Continue the passage below on Fossil's email alert subscriptions, picking up after its last sentence.

▸ SELECTED EXCERPT
========================================================================

After a subscriber signs up for alerts for the first time, a single
verification email is sent to that subscriber's given email address.
The new subscriber must click a link in that email in order to activate
the subscription.

Subscription verification emails are only sent once.  This is a defense
against malicious robots that try to harass innocent Internet users by
having subscription pages send multiple verification emails.  If the
initial subscription verification does not go through correctly, an
administrator must [intervene](#admin) to reset the subscription.

Every subscriber-only email address has a [long random hexadecimal
security code](#scode) that serves in place of a password.  All email
alerts contain a link in their footer back to the Fossil server,
incorporating this security code, which allows the subscriber to adjust
their subscription options.  If a user doesn't have any of those emails,
they can request a link via email by visiting the `/alerts` or
`/unsubscribe` page on the repository.

========================================================================

▸ MATERIAL PROVIDED
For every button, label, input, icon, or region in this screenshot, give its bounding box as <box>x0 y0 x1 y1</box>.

========================================================================

▸ THE RESULT
Those with Fossil repository logins can adjust their email alert
settings by visiting the `/alerts` page on the repository.  With the
default skin, you can get there by clicking the "Logout" link in the
upper right corner of any Fossil UI page then clicking the "Email
Alerts" link.  That link is also available via the Sitemap (`/sitemap`)
and via the default skin's hamburger menu (&#9776;).


<a id="unsub" name="unsubscribe"></a>
### Unsubscribing

To unsubscribe from alerts, visit the `/alerts` page on the repository,
click the "Unsubscribe" button, then check the "Unsbuscribe" checkbox to
verify your action and press the "Unsubscribe" button a second time.

This interlock is intended to prevent accidental unsubscription.


<a id="test"></a>
### Test Email Service

The easiest way to test email sending from Fossil is via the "[Send
Announcement](/announce)" link at the top of the "Email Notification
Setup" page.  Put your email address in the "To:" line and a test
message below, then press "Send Message" to verify that outgoing email
is working.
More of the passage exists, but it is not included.